Since then, US steelmakers have petitioned for antidumping and countervailing duty (AD and CVD) investigations on oil country tubular goods, rebar, wire rod, welded line pipe, corrosion-resistant sheet, structural tubing, cold-rolled coil, hot-rolled coil, cut-to-length plate and other steel products.
After the wave of AD and CVD duty investigations in the last few years, we’re now hearing US metals companies touting new tools — such as last year’s provision lowering the injury standard — and calling out so many sections of US trade law that it’s starting to sound like trade case bingo.
201. 232. 337. 332. They conjure a sort of trade case numerology that requires a deep understanding of the myriad ways domestic industries can confront unfair trade, although there has been no recent mention of 301, which has been unsuccessful for steel at least thrice, or the mystical Super 301.
“It’s time now that we do something substantial. It’s time now to send the message that we’re not going to have to keep coming back case after case and year after year for 15 more years,” Leo Gerard, president of the United Steelworkers union, said at an International Trade Commission hearing. “It is time that the administration leads a 201. It is time that the administration put forward an investigation on a 232.”
Steel Dynamics Inc. CEO Mark Millett testified that launching a Section 201 proceeding was “likely the only viable solution to restore financial health to steel manufacturers and pipe and tube producers.”
So, what do all these numbers mean?
Section 201, Trade Act of 1974 – A Section 201 action is probably the most commonly known trade action for steelmakers besides AD and CVD cases and it has helped the industry before. Unlike AD and CVD cases that have to be filed on products and name countries individually, Section 201 actions — also called safeguards — impact all imports of specific products no matter the origin. They’re also are enacted more quickly.
In 2001, the ITC recommended a four-year Section 201 program with tariffs for multiple steel products and tariff-rate quotas for import volumes exceeding certain amounts. These actions require presidential approval, and President George W. Bush signed the duties into effect in early 2002. However, under international pressure, Bush removed them in late 2003. Section 201 actions require a more rigorous process because the domestic industry must prove “serious injury,” not just “material injury” to the ITC.

Exercise task A:
According to the steel trade extract, when did President George W. Bush remove the Section 201 duties?

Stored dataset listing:

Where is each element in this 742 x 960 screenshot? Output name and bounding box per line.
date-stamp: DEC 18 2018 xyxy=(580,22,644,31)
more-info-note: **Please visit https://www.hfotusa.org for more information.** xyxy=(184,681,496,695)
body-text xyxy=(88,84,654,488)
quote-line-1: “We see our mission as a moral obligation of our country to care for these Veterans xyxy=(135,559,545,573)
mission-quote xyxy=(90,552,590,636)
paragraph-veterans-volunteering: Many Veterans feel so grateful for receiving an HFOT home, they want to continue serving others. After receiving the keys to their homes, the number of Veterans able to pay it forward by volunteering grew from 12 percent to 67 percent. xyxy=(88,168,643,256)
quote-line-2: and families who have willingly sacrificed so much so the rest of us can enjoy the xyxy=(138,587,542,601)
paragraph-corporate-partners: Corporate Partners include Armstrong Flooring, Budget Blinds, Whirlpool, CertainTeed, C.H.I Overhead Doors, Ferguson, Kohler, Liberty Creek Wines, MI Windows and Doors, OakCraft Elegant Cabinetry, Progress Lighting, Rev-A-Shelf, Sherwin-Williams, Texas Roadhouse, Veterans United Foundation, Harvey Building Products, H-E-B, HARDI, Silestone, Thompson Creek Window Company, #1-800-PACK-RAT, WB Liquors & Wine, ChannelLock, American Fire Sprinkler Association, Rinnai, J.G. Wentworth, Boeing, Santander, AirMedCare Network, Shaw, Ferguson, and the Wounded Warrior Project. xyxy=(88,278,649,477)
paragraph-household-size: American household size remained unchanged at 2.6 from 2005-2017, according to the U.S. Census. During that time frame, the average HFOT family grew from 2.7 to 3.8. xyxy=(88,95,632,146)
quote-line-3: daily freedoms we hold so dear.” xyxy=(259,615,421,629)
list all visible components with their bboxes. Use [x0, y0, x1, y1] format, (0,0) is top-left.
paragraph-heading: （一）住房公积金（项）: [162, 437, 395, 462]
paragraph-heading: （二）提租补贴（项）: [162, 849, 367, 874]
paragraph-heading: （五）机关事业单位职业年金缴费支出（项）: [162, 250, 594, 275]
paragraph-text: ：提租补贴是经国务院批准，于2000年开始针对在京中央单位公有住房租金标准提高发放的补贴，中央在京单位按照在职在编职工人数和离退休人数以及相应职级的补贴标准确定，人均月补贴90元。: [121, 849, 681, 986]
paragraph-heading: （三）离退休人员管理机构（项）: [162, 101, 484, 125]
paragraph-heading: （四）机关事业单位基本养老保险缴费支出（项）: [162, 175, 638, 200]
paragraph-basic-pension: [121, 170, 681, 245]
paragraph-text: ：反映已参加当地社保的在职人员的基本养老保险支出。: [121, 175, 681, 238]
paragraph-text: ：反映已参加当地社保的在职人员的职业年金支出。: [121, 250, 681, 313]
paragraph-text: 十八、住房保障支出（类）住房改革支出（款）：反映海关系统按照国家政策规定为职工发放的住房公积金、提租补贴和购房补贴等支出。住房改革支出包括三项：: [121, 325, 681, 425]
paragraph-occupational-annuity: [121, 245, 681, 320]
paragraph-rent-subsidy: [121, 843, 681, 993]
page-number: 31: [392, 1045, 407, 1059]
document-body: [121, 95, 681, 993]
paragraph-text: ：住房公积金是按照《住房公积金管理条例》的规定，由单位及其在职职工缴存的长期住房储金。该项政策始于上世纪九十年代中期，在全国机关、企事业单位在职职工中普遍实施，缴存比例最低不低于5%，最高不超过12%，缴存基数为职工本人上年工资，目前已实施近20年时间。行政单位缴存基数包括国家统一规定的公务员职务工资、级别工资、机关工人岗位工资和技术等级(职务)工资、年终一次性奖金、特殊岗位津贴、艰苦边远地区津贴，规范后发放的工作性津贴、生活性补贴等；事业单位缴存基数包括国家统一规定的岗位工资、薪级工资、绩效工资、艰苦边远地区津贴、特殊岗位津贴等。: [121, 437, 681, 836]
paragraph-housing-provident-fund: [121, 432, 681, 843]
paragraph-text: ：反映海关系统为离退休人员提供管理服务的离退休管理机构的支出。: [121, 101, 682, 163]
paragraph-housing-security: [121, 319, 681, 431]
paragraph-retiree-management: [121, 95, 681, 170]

Exercise task B:
Rewrite the listing from its first line through the line containing "quote-line-3: daily freedoms", inclusive, with "Corporate Partners" replaced by "Business Partners". Return only those lines.

Exercise result A:
Late 2003.

Exercise result B:
Where is each element in this 742 x 960 screenshot? Output name and bounding box per line.
date-stamp: DEC 18 2018 xyxy=(580,22,644,31)
more-info-note: **Please visit https://www.hfotusa.org for more information.** xyxy=(184,681,496,695)
body-text xyxy=(88,84,654,488)
quote-line-1: “We see our mission as a moral obligation of our country to care for these Veterans xyxy=(135,559,545,573)
mission-quote xyxy=(90,552,590,636)
paragraph-veterans-volunteering: Many Veterans feel so grateful for receiving an HFOT home, they want to continue serving others. After receiving the keys to their homes, the number of Veterans able to pay it forward by volunteering grew from 12 percent to 67 percent. xyxy=(88,168,643,256)
quote-line-2: and families who have willingly sacrificed so much so the rest of us can enjoy the xyxy=(138,587,542,601)
paragraph-corporate-partners: Business Partners include Armstrong Flooring, Budget Blinds, Whirlpool, CertainTeed, C.H.I Overhead Doors, Ferguson, Kohler, Liberty Creek Wines, MI Windows and Doors, OakCraft Elegant Cabinetry, Progress Lighting, Rev-A-Shelf, Sherwin-Williams, Texas Roadhouse, Veterans United Foundation, Harvey Building Products, H-E-B, HARDI, Silestone, Thompson Creek Window Company, #1-800-PACK-RAT, WB Liquors & Wine, ChannelLock, American Fire Sprinkler Association, Rinnai, J.G. Wentworth, Boeing, Santander, AirMedCare Network, Shaw, Ferguson, and the Wounded Warrior Project. xyxy=(88,278,649,477)
paragraph-household-size: American household size remained unchanged at 2.6 from 2005-2017, according to the U.S. Census. During that time frame, the average HFOT family grew from 2.7 to 3.8. xyxy=(88,95,632,146)
quote-line-3: daily freedoms we hold so dear.” xyxy=(259,615,421,629)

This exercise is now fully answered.